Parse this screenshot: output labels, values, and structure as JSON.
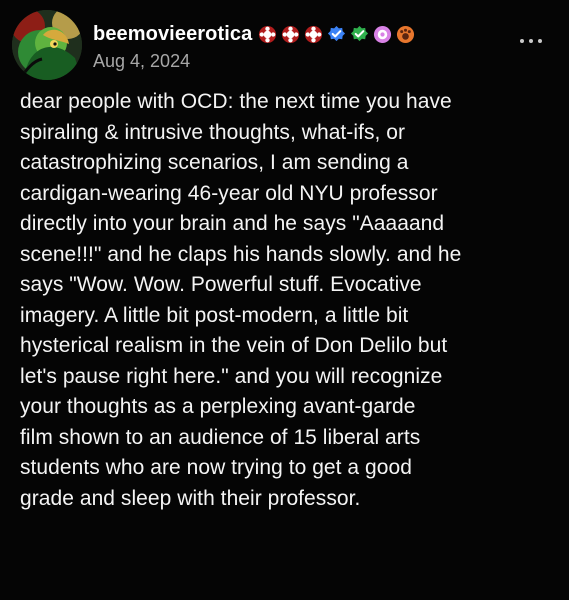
{
  "post": {
    "username": "beemovieerotica",
    "date": "Aug 4, 2024",
    "badges": [
      {
        "name": "flower-badge-icon",
        "color": "#b11d1d"
      },
      {
        "name": "flower-badge-icon",
        "color": "#b11d1d"
      },
      {
        "name": "flower-badge-icon",
        "color": "#b11d1d"
      },
      {
        "name": "verified-badge-icon",
        "color": "#3b82f6"
      },
      {
        "name": "green-check-badge-icon",
        "color": "#2fb04d"
      },
      {
        "name": "purple-flower-badge-icon",
        "color": "#d982e6"
      },
      {
        "name": "orange-paw-badge-icon",
        "color": "#e7762d"
      }
    ],
    "body_lines": [
      "dear people with OCD: the next time you have",
      "spiraling & intrusive thoughts, what-ifs, or",
      "catastrophizing scenarios, I am sending a",
      "cardigan-wearing 46-year old NYU professor",
      "directly into your brain and he says \"Aaaaand",
      "scene!!!\" and he claps his hands slowly. and he",
      "says \"Wow. Wow. Powerful stuff. Evocative",
      "imagery. A little bit post-modern, a little bit",
      "hysterical realism in the vein of Don Delilo but",
      "let's pause right here.\" and you will recognize",
      "your thoughts as a perplexing avant-garde",
      "film shown to an audience of 15 liberal arts",
      "students who are now trying to get a good",
      "grade and sleep with their professor."
    ]
  },
  "colors": {
    "background": "#050505",
    "text": "#f4f4f4",
    "muted": "#a7a7a7"
  },
  "icons": {
    "avatar": "painted-avatar",
    "more": "more-options-icon"
  }
}
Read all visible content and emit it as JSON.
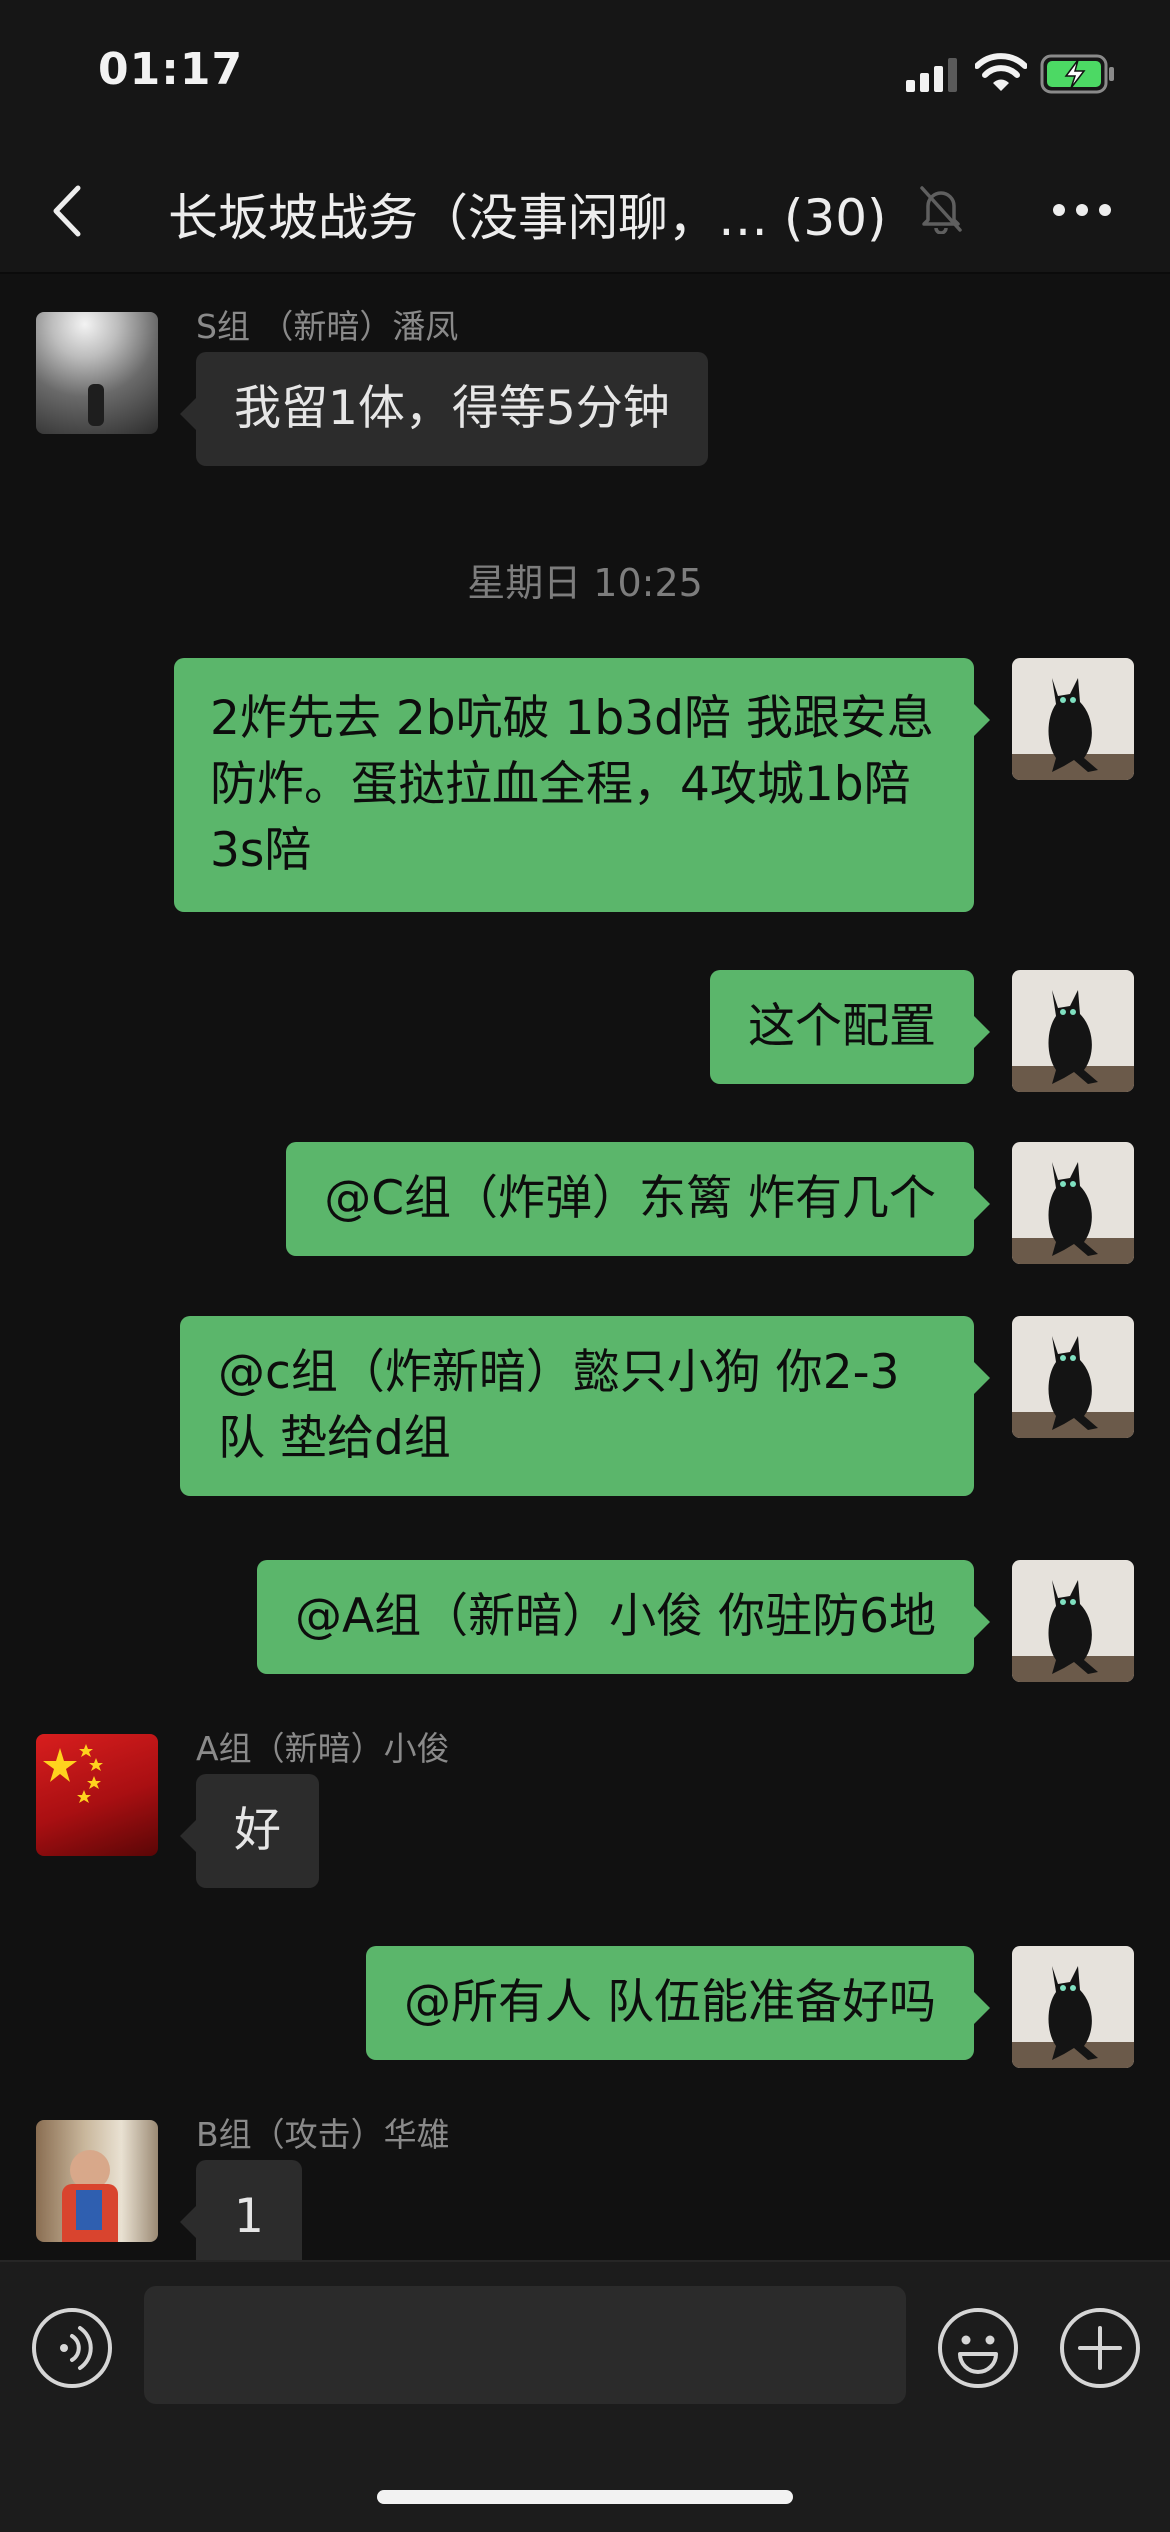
{
  "status_bar": {
    "time": "01:17",
    "signal_icon": "signal-bars-icon",
    "wifi_icon": "wifi-icon",
    "battery_icon": "battery-charging-icon"
  },
  "nav": {
    "back_icon": "chevron-left-icon",
    "title": "长坂坡战务（没事闲聊，… (30)",
    "mute_icon": "bell-slash-icon",
    "more_icon": "more-dots-icon"
  },
  "colors": {
    "background": "#111111",
    "bar": "#161616",
    "outgoing_bubble": "#5bb66b",
    "incoming_bubble": "#2c2c2c"
  },
  "messages": [
    {
      "dir": "in",
      "sender": "S组 （新暗）潘凤",
      "text": "我留1体，得等5分钟",
      "avatar": "avatar-light-room"
    },
    {
      "timestamp": "星期日 10:25"
    },
    {
      "dir": "out",
      "text": "2炸先去 2b吭破 1b3d陪 我跟安息防炸。蛋挞拉血全程，4攻城1b陪 3s陪",
      "avatar": "avatar-black-cat"
    },
    {
      "dir": "out",
      "text": "这个配置",
      "avatar": "avatar-black-cat"
    },
    {
      "dir": "out",
      "text": "@C组（炸弹）东篱 炸有几个",
      "avatar": "avatar-black-cat"
    },
    {
      "dir": "out",
      "text": "@c组（炸新暗）懿只小狗 你2-3队 垫给d组",
      "avatar": "avatar-black-cat"
    },
    {
      "dir": "out",
      "text": "@A组（新暗）小俊 你驻防6地",
      "avatar": "avatar-black-cat"
    },
    {
      "dir": "in",
      "sender": "A组（新暗）小俊",
      "text": "好",
      "avatar": "avatar-flag"
    },
    {
      "dir": "out",
      "text": "@所有人 队伍能准备好吗",
      "avatar": "avatar-black-cat"
    },
    {
      "dir": "in",
      "sender": "B组（攻击）华雄",
      "text": "1",
      "avatar": "avatar-costume"
    }
  ],
  "input_bar": {
    "voice_icon": "voice-wave-icon",
    "emoji_icon": "smiley-icon",
    "plus_icon": "plus-circle-icon",
    "placeholder": ""
  }
}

━━━━━━━━━━

#### [Set problem]
All of the data above should be quoted exactly, except for the pictures.

#### [Solved problem]
Parse this screenshot: output labels, values, and structure as JSON.
{
  "post": {
    "username": "beemovieerotica",
    "date": "Aug 4, 2024",
    "badges": [
      {
        "name": "flower-badge-icon",
        "color": "#b11d1d"
      },
      {
        "name": "flower-badge-icon",
        "color": "#b11d1d"
      },
      {
        "name": "flower-badge-icon",
        "color": "#b11d1d"
      },
      {
        "name": "verified-badge-icon",
        "color": "#3b82f6"
      },
      {
        "name": "green-check-badge-icon",
        "color": "#2fb04d"
      },
      {
        "name": "purple-flower-badge-icon",
        "color": "#d982e6"
      },
      {
        "name": "orange-paw-badge-icon",
        "color": "#e7762d"
      }
    ],
    "body_lines": [
      "dear people with OCD: the next time you have",
      "spiraling & intrusive thoughts, what-ifs, or",
      "catastrophizing scenarios, I am sending a",
      "cardigan-wearing 46-year old NYU professor",
      "directly into your brain and he says \"Aaaaand",
      "scene!!!\" and he claps his hands slowly. and he",
      "says \"Wow. Wow. Powerful stuff. Evocative",
      "imagery. A little bit post-modern, a little bit",
      "hysterical realism in the vein of Don Delilo but",
      "let's pause right here.\" and you will recognize",
      "your thoughts as a perplexing avant-garde",
      "film shown to an audience of 15 liberal arts",
      "students who are now trying to get a good",
      "grade and sleep with their professor."
    ]
  },
  "colors": {
    "background": "#050505",
    "text": "#f4f4f4",
    "muted": "#a7a7a7"
  },
  "icons": {
    "avatar": "painted-avatar",
    "more": "more-options-icon"
  }
}
Read all visible content and emit it as JSON.
{
  "status_bar": {
    "time": "01:17",
    "signal_icon": "signal-bars-icon",
    "wifi_icon": "wifi-icon",
    "battery_icon": "battery-charging-icon"
  },
  "nav": {
    "back_icon": "chevron-left-icon",
    "title": "长坂坡战务（没事闲聊，… (30)",
    "mute_icon": "bell-slash-icon",
    "more_icon": "more-dots-icon"
  },
  "colors": {
    "background": "#111111",
    "bar": "#161616",
    "outgoing_bubble": "#5bb66b",
    "incoming_bubble": "#2c2c2c"
  },
  "messages": [
    {
      "dir": "in",
      "sender": "S组 （新暗）潘凤",
      "text": "我留1体，得等5分钟",
      "avatar": "avatar-light-room"
    },
    {
      "timestamp": "星期日 10:25"
    },
    {
      "dir": "out",
      "text": "2炸先去 2b吭破 1b3d陪 我跟安息防炸。蛋挞拉血全程，4攻城1b陪 3s陪",
      "avatar": "avatar-black-cat"
    },
    {
      "dir": "out",
      "text": "这个配置",
      "avatar": "avatar-black-cat"
    },
    {
      "dir": "out",
      "text": "@C组（炸弹）东篱 炸有几个",
      "avatar": "avatar-black-cat"
    },
    {
      "dir": "out",
      "text": "@c组（炸新暗）懿只小狗 你2-3队 垫给d组",
      "avatar": "avatar-black-cat"
    },
    {
      "dir": "out",
      "text": "@A组（新暗）小俊 你驻防6地",
      "avatar": "avatar-black-cat"
    },
    {
      "dir": "in",
      "sender": "A组（新暗）小俊",
      "text": "好",
      "avatar": "avatar-flag"
    },
    {
      "dir": "out",
      "text": "@所有人 队伍能准备好吗",
      "avatar": "avatar-black-cat"
    },
    {
      "dir": "in",
      "sender": "B组（攻击）华雄",
      "text": "1",
      "avatar": "avatar-costume"
    }
  ],
  "input_bar": {
    "voice_icon": "voice-wave-icon",
    "emoji_icon": "smiley-icon",
    "plus_icon": "plus-circle-icon",
    "placeholder": ""
  }
}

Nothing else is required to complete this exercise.